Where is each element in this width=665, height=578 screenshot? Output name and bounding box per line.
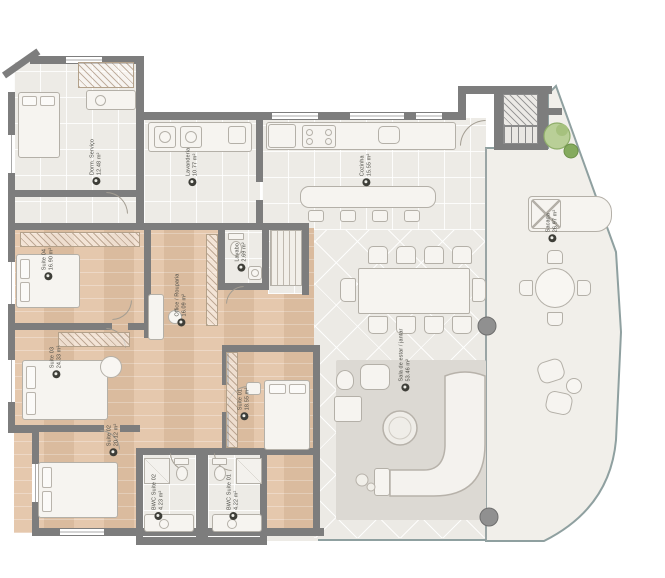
room-marker-icon xyxy=(44,272,52,280)
room-marker-icon xyxy=(154,512,162,520)
floor-plan-canvas: Dorm. Serviço12.48 m² Lavanderia10.77 m²… xyxy=(0,0,665,578)
plant xyxy=(556,124,568,136)
room-marker-icon xyxy=(229,512,237,520)
room-marker-icon xyxy=(401,383,409,391)
room-marker-icon xyxy=(188,178,196,186)
room-area: 10.77 m² xyxy=(192,148,199,176)
room-area: 20.12 m² xyxy=(113,424,120,447)
room-name: Lavanderia xyxy=(185,148,192,176)
room-marker-icon xyxy=(548,234,556,242)
room-area: 16.90 m² xyxy=(48,248,55,271)
room-name: Sala de estar / jantar xyxy=(398,329,405,382)
room-name: Sacada xyxy=(545,210,552,233)
room-marker-icon xyxy=(237,264,245,272)
room-name: Dorm. Serviço xyxy=(89,139,96,175)
room-area: 4.23 m² xyxy=(158,474,165,510)
room-marker-icon xyxy=(92,177,100,185)
coffee-table xyxy=(383,411,417,445)
room-name: Cozinha xyxy=(359,154,366,177)
room-name: Lavabo xyxy=(234,242,241,261)
room-marker-icon xyxy=(177,318,185,326)
room-name: Suíte 01 xyxy=(237,388,244,411)
room-name: BWC Suíte 01 xyxy=(226,474,233,510)
room-marker-icon xyxy=(240,412,248,420)
room-area: 18.55 m² xyxy=(244,388,251,411)
room-marker-icon xyxy=(109,448,117,456)
room-name: Suíte 04 xyxy=(41,248,48,271)
room-area: 26.97 m² xyxy=(552,210,559,233)
room-area: 4.22 m² xyxy=(233,474,240,510)
floor-lamp xyxy=(356,474,368,486)
room-marker-icon xyxy=(362,178,370,186)
room-area: 53.46 m² xyxy=(405,329,412,382)
furniture-overlay xyxy=(0,0,665,578)
room-area: 15.55 m² xyxy=(366,154,373,177)
room-area: 16.09 m² xyxy=(181,274,188,317)
room-name: Suíte 02 xyxy=(106,424,113,447)
room-area: 12.48 m² xyxy=(96,139,103,175)
floor-lamp xyxy=(367,483,375,491)
room-area: 24.33 m² xyxy=(56,346,63,369)
room-area: 2.69 m² xyxy=(241,242,248,261)
pillar xyxy=(480,508,498,526)
pillar xyxy=(478,317,496,335)
room-name: BWC Suíte 02 xyxy=(151,474,158,510)
room-name: Suíte 03 xyxy=(49,346,56,369)
plant xyxy=(564,144,578,158)
room-name: Office / Rouparia xyxy=(174,274,181,317)
room-marker-icon xyxy=(52,370,60,378)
--------------------------------------------------
[TO BE DONE] Copy the item above line for line without changing anything, but leave out the picture.

[THE SOLUTION]
Where is each element in this width=665, height=578 screenshot? Output name and bounding box per line.
room-marker-icon xyxy=(44,272,52,280)
room-marker-icon xyxy=(154,512,162,520)
floor-plan-canvas: Dorm. Serviço12.48 m² Lavanderia10.77 m²… xyxy=(0,0,665,578)
plant xyxy=(556,124,568,136)
room-marker-icon xyxy=(229,512,237,520)
room-marker-icon xyxy=(401,383,409,391)
room-marker-icon xyxy=(188,178,196,186)
room-area: 10.77 m² xyxy=(192,148,199,176)
room-area: 20.12 m² xyxy=(113,424,120,447)
room-name: Lavanderia xyxy=(185,148,192,176)
room-marker-icon xyxy=(548,234,556,242)
room-area: 16.90 m² xyxy=(48,248,55,271)
room-name: Sala de estar / jantar xyxy=(398,329,405,382)
room-name: Sacada xyxy=(545,210,552,233)
room-marker-icon xyxy=(237,264,245,272)
room-name: Dorm. Serviço xyxy=(89,139,96,175)
room-area: 4.23 m² xyxy=(158,474,165,510)
room-marker-icon xyxy=(92,177,100,185)
coffee-table xyxy=(383,411,417,445)
room-name: Cozinha xyxy=(359,154,366,177)
room-name: Lavabo xyxy=(234,242,241,261)
room-marker-icon xyxy=(177,318,185,326)
room-name: Suíte 01 xyxy=(237,388,244,411)
room-name: BWC Suíte 01 xyxy=(226,474,233,510)
room-marker-icon xyxy=(240,412,248,420)
room-area: 18.55 m² xyxy=(244,388,251,411)
room-marker-icon xyxy=(109,448,117,456)
room-name: Suíte 04 xyxy=(41,248,48,271)
room-area: 26.97 m² xyxy=(552,210,559,233)
room-area: 4.22 m² xyxy=(233,474,240,510)
floor-lamp xyxy=(356,474,368,486)
room-marker-icon xyxy=(362,178,370,186)
room-area: 53.46 m² xyxy=(405,329,412,382)
furniture-overlay xyxy=(0,0,665,578)
room-area: 15.55 m² xyxy=(366,154,373,177)
room-area: 16.09 m² xyxy=(181,274,188,317)
room-name: Suíte 02 xyxy=(106,424,113,447)
room-area: 12.48 m² xyxy=(96,139,103,175)
floor-lamp xyxy=(367,483,375,491)
room-area: 24.33 m² xyxy=(56,346,63,369)
room-area: 2.69 m² xyxy=(241,242,248,261)
pillar xyxy=(480,508,498,526)
pillar xyxy=(478,317,496,335)
room-name: BWC Suíte 02 xyxy=(151,474,158,510)
room-name: Suíte 03 xyxy=(49,346,56,369)
plant xyxy=(564,144,578,158)
room-name: Office / Rouparia xyxy=(174,274,181,317)
room-marker-icon xyxy=(52,370,60,378)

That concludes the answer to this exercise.